Stored items:
◇ ◇ ◇ ◇ ◇ ◇ ◇
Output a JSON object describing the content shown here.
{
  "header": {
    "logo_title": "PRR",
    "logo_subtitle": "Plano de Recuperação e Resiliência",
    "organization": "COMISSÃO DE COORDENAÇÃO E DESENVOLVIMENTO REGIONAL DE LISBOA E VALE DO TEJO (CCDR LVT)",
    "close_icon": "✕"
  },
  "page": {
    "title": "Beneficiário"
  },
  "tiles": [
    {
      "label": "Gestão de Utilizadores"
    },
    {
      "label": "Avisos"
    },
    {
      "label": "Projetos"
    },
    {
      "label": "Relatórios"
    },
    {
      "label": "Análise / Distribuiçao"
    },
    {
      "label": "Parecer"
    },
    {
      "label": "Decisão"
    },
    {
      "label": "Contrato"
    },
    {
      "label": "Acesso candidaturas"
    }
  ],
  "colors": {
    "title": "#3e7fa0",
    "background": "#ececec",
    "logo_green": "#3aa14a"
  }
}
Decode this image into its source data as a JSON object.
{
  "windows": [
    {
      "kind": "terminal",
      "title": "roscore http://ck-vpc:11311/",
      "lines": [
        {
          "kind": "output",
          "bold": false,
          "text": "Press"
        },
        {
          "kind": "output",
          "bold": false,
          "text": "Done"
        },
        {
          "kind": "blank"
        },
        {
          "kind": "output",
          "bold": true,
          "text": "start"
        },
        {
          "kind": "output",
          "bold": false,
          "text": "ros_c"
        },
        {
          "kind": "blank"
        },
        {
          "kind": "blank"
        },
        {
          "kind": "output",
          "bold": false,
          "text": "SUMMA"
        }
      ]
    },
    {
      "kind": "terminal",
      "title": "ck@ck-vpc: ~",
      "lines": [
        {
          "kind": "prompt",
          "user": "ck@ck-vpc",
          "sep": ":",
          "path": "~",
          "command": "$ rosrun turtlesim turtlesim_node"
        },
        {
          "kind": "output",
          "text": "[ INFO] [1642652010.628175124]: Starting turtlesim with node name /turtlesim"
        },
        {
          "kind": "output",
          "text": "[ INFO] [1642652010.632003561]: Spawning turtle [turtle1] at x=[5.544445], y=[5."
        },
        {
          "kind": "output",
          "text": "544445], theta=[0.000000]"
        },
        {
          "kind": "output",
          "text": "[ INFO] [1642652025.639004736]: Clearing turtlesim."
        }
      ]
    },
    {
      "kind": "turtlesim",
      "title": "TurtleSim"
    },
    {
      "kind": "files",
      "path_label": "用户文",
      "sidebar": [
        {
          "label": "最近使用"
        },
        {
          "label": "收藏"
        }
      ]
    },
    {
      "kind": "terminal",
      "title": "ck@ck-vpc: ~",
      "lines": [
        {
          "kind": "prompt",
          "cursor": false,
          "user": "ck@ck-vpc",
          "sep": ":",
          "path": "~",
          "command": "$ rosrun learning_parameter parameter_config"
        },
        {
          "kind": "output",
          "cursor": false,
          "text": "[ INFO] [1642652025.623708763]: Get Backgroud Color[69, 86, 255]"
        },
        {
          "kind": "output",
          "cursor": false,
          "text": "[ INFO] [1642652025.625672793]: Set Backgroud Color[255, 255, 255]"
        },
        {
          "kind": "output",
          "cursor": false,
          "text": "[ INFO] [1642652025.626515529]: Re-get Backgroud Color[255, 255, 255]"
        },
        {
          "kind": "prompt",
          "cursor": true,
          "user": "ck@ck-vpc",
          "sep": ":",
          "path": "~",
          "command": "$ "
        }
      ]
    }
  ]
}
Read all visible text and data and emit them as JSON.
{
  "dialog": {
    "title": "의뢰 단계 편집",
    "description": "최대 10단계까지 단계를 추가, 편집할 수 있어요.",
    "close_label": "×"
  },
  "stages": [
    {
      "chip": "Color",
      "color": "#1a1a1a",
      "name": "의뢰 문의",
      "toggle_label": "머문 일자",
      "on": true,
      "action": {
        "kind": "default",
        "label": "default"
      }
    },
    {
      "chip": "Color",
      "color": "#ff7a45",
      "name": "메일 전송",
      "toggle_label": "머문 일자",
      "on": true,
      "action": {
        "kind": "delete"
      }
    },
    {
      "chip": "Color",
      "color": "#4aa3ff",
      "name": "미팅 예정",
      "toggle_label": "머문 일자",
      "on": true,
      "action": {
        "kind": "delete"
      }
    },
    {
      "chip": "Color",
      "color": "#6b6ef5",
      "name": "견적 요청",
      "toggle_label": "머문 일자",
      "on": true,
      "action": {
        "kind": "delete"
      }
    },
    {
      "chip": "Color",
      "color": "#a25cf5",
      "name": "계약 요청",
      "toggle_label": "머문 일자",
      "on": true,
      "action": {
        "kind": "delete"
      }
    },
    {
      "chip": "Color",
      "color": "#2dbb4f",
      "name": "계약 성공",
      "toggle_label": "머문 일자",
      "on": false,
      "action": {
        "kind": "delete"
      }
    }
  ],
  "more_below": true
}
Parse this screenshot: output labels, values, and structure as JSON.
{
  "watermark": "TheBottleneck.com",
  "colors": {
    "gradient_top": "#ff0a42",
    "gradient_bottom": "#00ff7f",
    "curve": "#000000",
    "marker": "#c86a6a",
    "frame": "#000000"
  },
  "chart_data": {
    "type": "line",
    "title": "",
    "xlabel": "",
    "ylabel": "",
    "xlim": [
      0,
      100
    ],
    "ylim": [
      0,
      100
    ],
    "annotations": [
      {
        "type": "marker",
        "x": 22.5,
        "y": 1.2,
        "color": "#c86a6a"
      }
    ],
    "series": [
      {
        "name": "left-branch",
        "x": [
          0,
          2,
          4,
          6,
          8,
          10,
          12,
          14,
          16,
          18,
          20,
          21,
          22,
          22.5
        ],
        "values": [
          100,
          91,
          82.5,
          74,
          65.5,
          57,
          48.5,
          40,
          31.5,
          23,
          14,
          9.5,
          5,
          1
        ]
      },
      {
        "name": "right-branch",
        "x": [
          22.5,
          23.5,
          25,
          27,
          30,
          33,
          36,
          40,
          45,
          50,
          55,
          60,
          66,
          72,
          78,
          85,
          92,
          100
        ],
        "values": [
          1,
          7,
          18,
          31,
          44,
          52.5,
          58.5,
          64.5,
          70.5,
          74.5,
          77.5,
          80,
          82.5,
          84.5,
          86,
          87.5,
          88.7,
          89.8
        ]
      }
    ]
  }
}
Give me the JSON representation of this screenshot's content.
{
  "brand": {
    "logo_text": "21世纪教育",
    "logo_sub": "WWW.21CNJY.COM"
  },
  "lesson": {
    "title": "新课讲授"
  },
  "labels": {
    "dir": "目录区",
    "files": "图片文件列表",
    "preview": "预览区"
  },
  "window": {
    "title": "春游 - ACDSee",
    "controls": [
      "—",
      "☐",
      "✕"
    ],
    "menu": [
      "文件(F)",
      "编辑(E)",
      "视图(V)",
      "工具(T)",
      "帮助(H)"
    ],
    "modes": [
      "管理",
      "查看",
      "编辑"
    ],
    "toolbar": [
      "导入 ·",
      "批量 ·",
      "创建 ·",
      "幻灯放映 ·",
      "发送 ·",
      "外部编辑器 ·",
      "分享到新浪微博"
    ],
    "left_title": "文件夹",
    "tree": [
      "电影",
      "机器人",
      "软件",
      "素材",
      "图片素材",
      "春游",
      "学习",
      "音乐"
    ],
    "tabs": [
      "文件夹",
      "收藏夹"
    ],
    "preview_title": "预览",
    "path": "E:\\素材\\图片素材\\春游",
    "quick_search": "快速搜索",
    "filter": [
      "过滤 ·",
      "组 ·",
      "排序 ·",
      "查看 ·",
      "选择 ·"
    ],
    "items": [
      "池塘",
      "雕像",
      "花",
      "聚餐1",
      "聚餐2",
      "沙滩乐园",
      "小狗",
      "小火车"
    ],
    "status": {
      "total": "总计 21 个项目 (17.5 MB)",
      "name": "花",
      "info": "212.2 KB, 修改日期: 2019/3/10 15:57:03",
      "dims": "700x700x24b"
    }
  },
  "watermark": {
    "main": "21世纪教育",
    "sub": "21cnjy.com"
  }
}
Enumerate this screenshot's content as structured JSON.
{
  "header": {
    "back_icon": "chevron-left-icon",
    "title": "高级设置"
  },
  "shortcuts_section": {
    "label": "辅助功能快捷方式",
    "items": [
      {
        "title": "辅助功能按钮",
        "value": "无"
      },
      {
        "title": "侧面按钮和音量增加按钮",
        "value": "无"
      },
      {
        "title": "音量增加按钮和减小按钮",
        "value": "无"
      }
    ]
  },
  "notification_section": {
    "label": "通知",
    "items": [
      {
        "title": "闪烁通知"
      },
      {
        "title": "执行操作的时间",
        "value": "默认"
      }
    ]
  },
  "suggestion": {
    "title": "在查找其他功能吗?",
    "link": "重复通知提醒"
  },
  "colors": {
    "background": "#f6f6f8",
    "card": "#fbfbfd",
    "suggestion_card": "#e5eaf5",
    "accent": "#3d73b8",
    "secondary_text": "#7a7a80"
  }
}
◇ ◇ ◇ ◇ ◇ ◇ ◇
_Task directions_
What needs duplicating is the run of lines from the one containing "Enumerate this screenshot's" through the last line of the entries above, exact and complete.

_The output_
Enumerate this screenshot's content as structured JSON.
{
  "header": {
    "back_icon": "chevron-left-icon",
    "title": "高级设置"
  },
  "shortcuts_section": {
    "label": "辅助功能快捷方式",
    "items": [
      {
        "title": "辅助功能按钮",
        "value": "无"
      },
      {
        "title": "侧面按钮和音量增加按钮",
        "value": "无"
      },
      {
        "title": "音量增加按钮和减小按钮",
        "value": "无"
      }
    ]
  },
  "notification_section": {
    "label": "通知",
    "items": [
      {
        "title": "闪烁通知"
      },
      {
        "title": "执行操作的时间",
        "value": "默认"
      }
    ]
  },
  "suggestion": {
    "title": "在查找其他功能吗?",
    "link": "重复通知提醒"
  },
  "colors": {
    "background": "#f6f6f8",
    "card": "#fbfbfd",
    "suggestion_card": "#e5eaf5",
    "accent": "#3d73b8",
    "secondary_text": "#7a7a80"
  }
}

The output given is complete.